start

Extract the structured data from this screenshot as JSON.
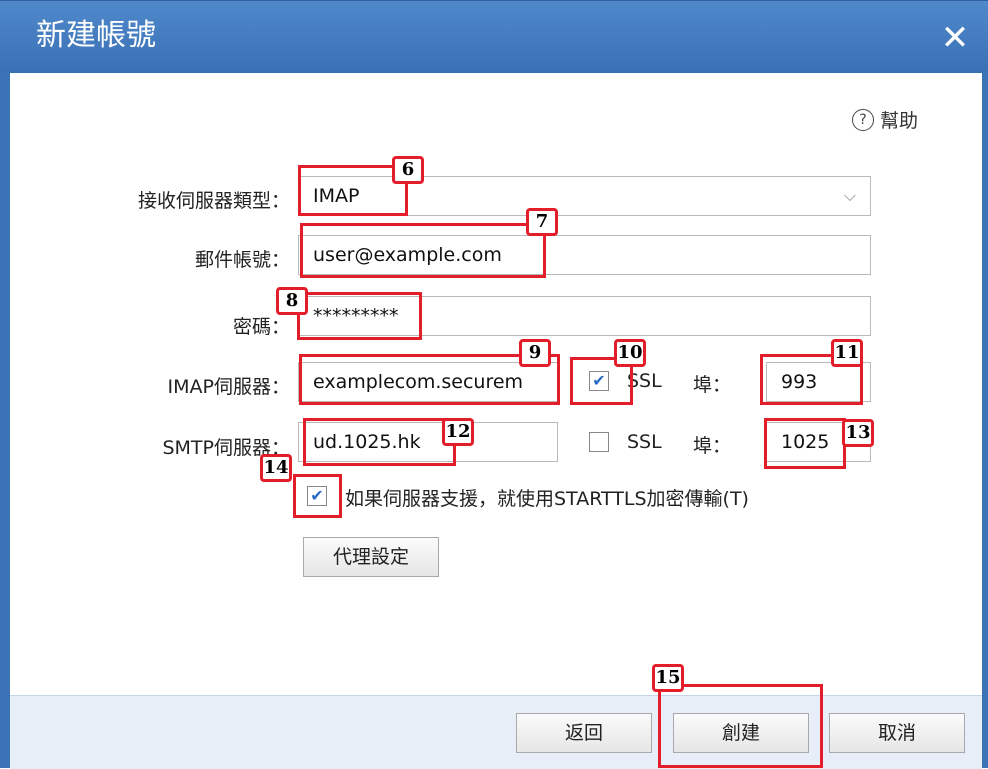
{
  "window": {
    "title": "新建帳號",
    "close_icon": "close-icon"
  },
  "help": {
    "icon": "help-circle-icon",
    "label": "幫助"
  },
  "form": {
    "server_type": {
      "label": "接收伺服器類型：",
      "value": "IMAP"
    },
    "email": {
      "label": "郵件帳號：",
      "value": "user@example.com"
    },
    "password": {
      "label": "密碼：",
      "value": "*********"
    },
    "imap": {
      "label": "IMAP伺服器：",
      "value": "examplecom.securem",
      "ssl_checked": true,
      "ssl_label": "SSL",
      "port_label": "埠：",
      "port": "993"
    },
    "smtp": {
      "label": "SMTP伺服器：",
      "value": "ud.1025.hk",
      "ssl_checked": false,
      "ssl_label": "SSL",
      "port_label": "埠：",
      "port": "1025"
    },
    "starttls": {
      "checked": true,
      "label": "如果伺服器支援，就使用STARTTLS加密傳輸(T)"
    },
    "proxy_button": "代理設定"
  },
  "footer": {
    "back_button": "返回",
    "create_button": "創建",
    "cancel_button": "取消"
  },
  "annotations": {
    "a6": "6",
    "a7": "7",
    "a8": "8",
    "a9": "9",
    "a10": "10",
    "a11": "11",
    "a12": "12",
    "a13": "13",
    "a14": "14",
    "a15": "15"
  },
  "colors": {
    "titlebar": "#3f78bf",
    "annotation": "#e41d2a",
    "check": "#2a6ac7"
  }
}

end

• _WHAT IS EXPECTED_
Each line in the records above should be reproduced exactly; images are not copied.

• _RESULT BELOW_
Extract the structured data from this screenshot as JSON.
{
  "window": {
    "title": "新建帳號",
    "close_icon": "close-icon"
  },
  "help": {
    "icon": "help-circle-icon",
    "label": "幫助"
  },
  "form": {
    "server_type": {
      "label": "接收伺服器類型：",
      "value": "IMAP"
    },
    "email": {
      "label": "郵件帳號：",
      "value": "user@example.com"
    },
    "password": {
      "label": "密碼：",
      "value": "*********"
    },
    "imap": {
      "label": "IMAP伺服器：",
      "value": "examplecom.securem",
      "ssl_checked": true,
      "ssl_label": "SSL",
      "port_label": "埠：",
      "port": "993"
    },
    "smtp": {
      "label": "SMTP伺服器：",
      "value": "ud.1025.hk",
      "ssl_checked": false,
      "ssl_label": "SSL",
      "port_label": "埠：",
      "port": "1025"
    },
    "starttls": {
      "checked": true,
      "label": "如果伺服器支援，就使用STARTTLS加密傳輸(T)"
    },
    "proxy_button": "代理設定"
  },
  "footer": {
    "back_button": "返回",
    "create_button": "創建",
    "cancel_button": "取消"
  },
  "annotations": {
    "a6": "6",
    "a7": "7",
    "a8": "8",
    "a9": "9",
    "a10": "10",
    "a11": "11",
    "a12": "12",
    "a13": "13",
    "a14": "14",
    "a15": "15"
  },
  "colors": {
    "titlebar": "#3f78bf",
    "annotation": "#e41d2a",
    "check": "#2a6ac7"
  }
}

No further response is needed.